Dataset entries on figures
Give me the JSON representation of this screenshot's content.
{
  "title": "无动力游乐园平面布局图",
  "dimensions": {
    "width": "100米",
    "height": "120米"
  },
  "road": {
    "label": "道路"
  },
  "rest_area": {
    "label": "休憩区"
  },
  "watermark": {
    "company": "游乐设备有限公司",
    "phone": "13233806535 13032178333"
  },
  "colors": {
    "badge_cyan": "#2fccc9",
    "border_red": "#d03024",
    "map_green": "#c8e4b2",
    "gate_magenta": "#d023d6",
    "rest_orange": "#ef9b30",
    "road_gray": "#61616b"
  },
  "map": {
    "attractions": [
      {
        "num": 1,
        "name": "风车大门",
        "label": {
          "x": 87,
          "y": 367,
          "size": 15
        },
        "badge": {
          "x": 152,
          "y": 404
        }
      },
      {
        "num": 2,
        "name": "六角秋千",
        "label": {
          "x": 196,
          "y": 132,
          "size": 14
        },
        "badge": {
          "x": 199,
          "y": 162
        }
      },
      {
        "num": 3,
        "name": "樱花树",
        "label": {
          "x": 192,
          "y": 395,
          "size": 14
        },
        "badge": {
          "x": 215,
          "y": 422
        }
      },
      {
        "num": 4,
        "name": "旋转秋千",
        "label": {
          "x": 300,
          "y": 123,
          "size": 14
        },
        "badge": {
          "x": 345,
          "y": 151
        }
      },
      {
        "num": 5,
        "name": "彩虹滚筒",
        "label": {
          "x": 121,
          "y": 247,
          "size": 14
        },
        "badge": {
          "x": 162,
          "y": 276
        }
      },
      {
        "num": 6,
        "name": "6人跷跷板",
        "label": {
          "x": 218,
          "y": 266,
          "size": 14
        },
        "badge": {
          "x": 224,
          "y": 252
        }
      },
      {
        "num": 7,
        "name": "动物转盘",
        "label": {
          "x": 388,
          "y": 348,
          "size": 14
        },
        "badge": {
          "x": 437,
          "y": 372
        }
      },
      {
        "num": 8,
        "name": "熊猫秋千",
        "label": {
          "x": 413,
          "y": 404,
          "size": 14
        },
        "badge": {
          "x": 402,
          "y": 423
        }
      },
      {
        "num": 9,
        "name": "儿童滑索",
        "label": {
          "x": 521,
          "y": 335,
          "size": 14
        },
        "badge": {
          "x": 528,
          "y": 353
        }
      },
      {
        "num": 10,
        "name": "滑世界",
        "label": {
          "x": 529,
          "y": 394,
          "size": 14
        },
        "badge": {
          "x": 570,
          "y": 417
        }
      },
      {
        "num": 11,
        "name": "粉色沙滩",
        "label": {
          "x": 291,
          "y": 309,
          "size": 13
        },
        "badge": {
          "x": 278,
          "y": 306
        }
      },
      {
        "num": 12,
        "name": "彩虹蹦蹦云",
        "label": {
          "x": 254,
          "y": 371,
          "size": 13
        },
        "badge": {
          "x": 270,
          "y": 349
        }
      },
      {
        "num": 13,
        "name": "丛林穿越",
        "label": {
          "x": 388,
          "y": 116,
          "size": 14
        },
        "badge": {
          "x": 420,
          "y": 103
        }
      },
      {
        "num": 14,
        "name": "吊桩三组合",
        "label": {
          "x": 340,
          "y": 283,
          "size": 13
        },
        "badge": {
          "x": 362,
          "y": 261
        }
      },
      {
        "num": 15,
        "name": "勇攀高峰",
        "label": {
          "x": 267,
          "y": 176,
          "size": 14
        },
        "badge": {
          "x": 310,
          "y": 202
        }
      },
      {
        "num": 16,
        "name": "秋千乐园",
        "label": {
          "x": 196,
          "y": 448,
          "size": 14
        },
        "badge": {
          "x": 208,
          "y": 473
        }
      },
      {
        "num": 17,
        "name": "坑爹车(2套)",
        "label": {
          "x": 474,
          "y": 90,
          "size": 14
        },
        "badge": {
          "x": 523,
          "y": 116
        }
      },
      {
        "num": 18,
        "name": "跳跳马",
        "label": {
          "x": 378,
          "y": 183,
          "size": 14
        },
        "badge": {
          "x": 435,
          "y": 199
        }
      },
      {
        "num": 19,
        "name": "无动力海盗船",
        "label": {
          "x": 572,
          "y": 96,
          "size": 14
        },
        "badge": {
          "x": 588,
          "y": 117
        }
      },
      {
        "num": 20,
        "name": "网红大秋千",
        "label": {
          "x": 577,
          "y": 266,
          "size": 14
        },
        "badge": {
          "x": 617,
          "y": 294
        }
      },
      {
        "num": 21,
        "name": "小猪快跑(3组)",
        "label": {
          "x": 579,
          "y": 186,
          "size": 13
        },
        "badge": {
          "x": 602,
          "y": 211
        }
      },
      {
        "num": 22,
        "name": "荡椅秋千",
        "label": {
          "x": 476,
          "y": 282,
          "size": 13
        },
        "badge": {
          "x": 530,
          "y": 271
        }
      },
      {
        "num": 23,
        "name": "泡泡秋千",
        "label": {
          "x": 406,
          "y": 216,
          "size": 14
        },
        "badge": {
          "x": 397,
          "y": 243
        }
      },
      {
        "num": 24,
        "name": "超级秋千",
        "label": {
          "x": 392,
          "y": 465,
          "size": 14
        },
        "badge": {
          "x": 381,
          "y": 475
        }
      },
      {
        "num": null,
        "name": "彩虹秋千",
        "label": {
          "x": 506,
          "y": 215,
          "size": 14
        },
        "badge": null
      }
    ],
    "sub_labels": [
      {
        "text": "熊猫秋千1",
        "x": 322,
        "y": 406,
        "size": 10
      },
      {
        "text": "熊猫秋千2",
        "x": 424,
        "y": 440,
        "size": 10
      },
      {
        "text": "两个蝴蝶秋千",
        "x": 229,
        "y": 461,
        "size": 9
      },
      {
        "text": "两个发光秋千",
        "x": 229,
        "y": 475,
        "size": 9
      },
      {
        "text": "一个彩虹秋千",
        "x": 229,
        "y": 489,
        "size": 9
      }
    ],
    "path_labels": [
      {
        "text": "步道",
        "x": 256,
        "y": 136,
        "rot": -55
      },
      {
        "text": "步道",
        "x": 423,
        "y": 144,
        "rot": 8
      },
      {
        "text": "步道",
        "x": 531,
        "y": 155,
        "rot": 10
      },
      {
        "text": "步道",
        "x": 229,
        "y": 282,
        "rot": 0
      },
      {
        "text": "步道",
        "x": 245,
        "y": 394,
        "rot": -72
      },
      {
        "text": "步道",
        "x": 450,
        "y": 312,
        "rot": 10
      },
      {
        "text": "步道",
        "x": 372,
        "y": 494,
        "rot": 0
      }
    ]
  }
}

Given exercise>
The records above should be restated word for word, please.

Correct answer>
Give me the JSON representation of this screenshot's content.
{
  "title": "无动力游乐园平面布局图",
  "dimensions": {
    "width": "100米",
    "height": "120米"
  },
  "road": {
    "label": "道路"
  },
  "rest_area": {
    "label": "休憩区"
  },
  "watermark": {
    "company": "游乐设备有限公司",
    "phone": "13233806535 13032178333"
  },
  "colors": {
    "badge_cyan": "#2fccc9",
    "border_red": "#d03024",
    "map_green": "#c8e4b2",
    "gate_magenta": "#d023d6",
    "rest_orange": "#ef9b30",
    "road_gray": "#61616b"
  },
  "map": {
    "attractions": [
      {
        "num": 1,
        "name": "风车大门",
        "label": {
          "x": 87,
          "y": 367,
          "size": 15
        },
        "badge": {
          "x": 152,
          "y": 404
        }
      },
      {
        "num": 2,
        "name": "六角秋千",
        "label": {
          "x": 196,
          "y": 132,
          "size": 14
        },
        "badge": {
          "x": 199,
          "y": 162
        }
      },
      {
        "num": 3,
        "name": "樱花树",
        "label": {
          "x": 192,
          "y": 395,
          "size": 14
        },
        "badge": {
          "x": 215,
          "y": 422
        }
      },
      {
        "num": 4,
        "name": "旋转秋千",
        "label": {
          "x": 300,
          "y": 123,
          "size": 14
        },
        "badge": {
          "x": 345,
          "y": 151
        }
      },
      {
        "num": 5,
        "name": "彩虹滚筒",
        "label": {
          "x": 121,
          "y": 247,
          "size": 14
        },
        "badge": {
          "x": 162,
          "y": 276
        }
      },
      {
        "num": 6,
        "name": "6人跷跷板",
        "label": {
          "x": 218,
          "y": 266,
          "size": 14
        },
        "badge": {
          "x": 224,
          "y": 252
        }
      },
      {
        "num": 7,
        "name": "动物转盘",
        "label": {
          "x": 388,
          "y": 348,
          "size": 14
        },
        "badge": {
          "x": 437,
          "y": 372
        }
      },
      {
        "num": 8,
        "name": "熊猫秋千",
        "label": {
          "x": 413,
          "y": 404,
          "size": 14
        },
        "badge": {
          "x": 402,
          "y": 423
        }
      },
      {
        "num": 9,
        "name": "儿童滑索",
        "label": {
          "x": 521,
          "y": 335,
          "size": 14
        },
        "badge": {
          "x": 528,
          "y": 353
        }
      },
      {
        "num": 10,
        "name": "滑世界",
        "label": {
          "x": 529,
          "y": 394,
          "size": 14
        },
        "badge": {
          "x": 570,
          "y": 417
        }
      },
      {
        "num": 11,
        "name": "粉色沙滩",
        "label": {
          "x": 291,
          "y": 309,
          "size": 13
        },
        "badge": {
          "x": 278,
          "y": 306
        }
      },
      {
        "num": 12,
        "name": "彩虹蹦蹦云",
        "label": {
          "x": 254,
          "y": 371,
          "size": 13
        },
        "badge": {
          "x": 270,
          "y": 349
        }
      },
      {
        "num": 13,
        "name": "丛林穿越",
        "label": {
          "x": 388,
          "y": 116,
          "size": 14
        },
        "badge": {
          "x": 420,
          "y": 103
        }
      },
      {
        "num": 14,
        "name": "吊桩三组合",
        "label": {
          "x": 340,
          "y": 283,
          "size": 13
        },
        "badge": {
          "x": 362,
          "y": 261
        }
      },
      {
        "num": 15,
        "name": "勇攀高峰",
        "label": {
          "x": 267,
          "y": 176,
          "size": 14
        },
        "badge": {
          "x": 310,
          "y": 202
        }
      },
      {
        "num": 16,
        "name": "秋千乐园",
        "label": {
          "x": 196,
          "y": 448,
          "size": 14
        },
        "badge": {
          "x": 208,
          "y": 473
        }
      },
      {
        "num": 17,
        "name": "坑爹车(2套)",
        "label": {
          "x": 474,
          "y": 90,
          "size": 14
        },
        "badge": {
          "x": 523,
          "y": 116
        }
      },
      {
        "num": 18,
        "name": "跳跳马",
        "label": {
          "x": 378,
          "y": 183,
          "size": 14
        },
        "badge": {
          "x": 435,
          "y": 199
        }
      },
      {
        "num": 19,
        "name": "无动力海盗船",
        "label": {
          "x": 572,
          "y": 96,
          "size": 14
        },
        "badge": {
          "x": 588,
          "y": 117
        }
      },
      {
        "num": 20,
        "name": "网红大秋千",
        "label": {
          "x": 577,
          "y": 266,
          "size": 14
        },
        "badge": {
          "x": 617,
          "y": 294
        }
      },
      {
        "num": 21,
        "name": "小猪快跑(3组)",
        "label": {
          "x": 579,
          "y": 186,
          "size": 13
        },
        "badge": {
          "x": 602,
          "y": 211
        }
      },
      {
        "num": 22,
        "name": "荡椅秋千",
        "label": {
          "x": 476,
          "y": 282,
          "size": 13
        },
        "badge": {
          "x": 530,
          "y": 271
        }
      },
      {
        "num": 23,
        "name": "泡泡秋千",
        "label": {
          "x": 406,
          "y": 216,
          "size": 14
        },
        "badge": {
          "x": 397,
          "y": 243
        }
      },
      {
        "num": 24,
        "name": "超级秋千",
        "label": {
          "x": 392,
          "y": 465,
          "size": 14
        },
        "badge": {
          "x": 381,
          "y": 475
        }
      },
      {
        "num": null,
        "name": "彩虹秋千",
        "label": {
          "x": 506,
          "y": 215,
          "size": 14
        },
        "badge": null
      }
    ],
    "sub_labels": [
      {
        "text": "熊猫秋千1",
        "x": 322,
        "y": 406,
        "size": 10
      },
      {
        "text": "熊猫秋千2",
        "x": 424,
        "y": 440,
        "size": 10
      },
      {
        "text": "两个蝴蝶秋千",
        "x": 229,
        "y": 461,
        "size": 9
      },
      {
        "text": "两个发光秋千",
        "x": 229,
        "y": 475,
        "size": 9
      },
      {
        "text": "一个彩虹秋千",
        "x": 229,
        "y": 489,
        "size": 9
      }
    ],
    "path_labels": [
      {
        "text": "步道",
        "x": 256,
        "y": 136,
        "rot": -55
      },
      {
        "text": "步道",
        "x": 423,
        "y": 144,
        "rot": 8
      },
      {
        "text": "步道",
        "x": 531,
        "y": 155,
        "rot": 10
      },
      {
        "text": "步道",
        "x": 229,
        "y": 282,
        "rot": 0
      },
      {
        "text": "步道",
        "x": 245,
        "y": 394,
        "rot": -72
      },
      {
        "text": "步道",
        "x": 450,
        "y": 312,
        "rot": 10
      },
      {
        "text": "步道",
        "x": 372,
        "y": 494,
        "rot": 0
      }
    ]
  }
}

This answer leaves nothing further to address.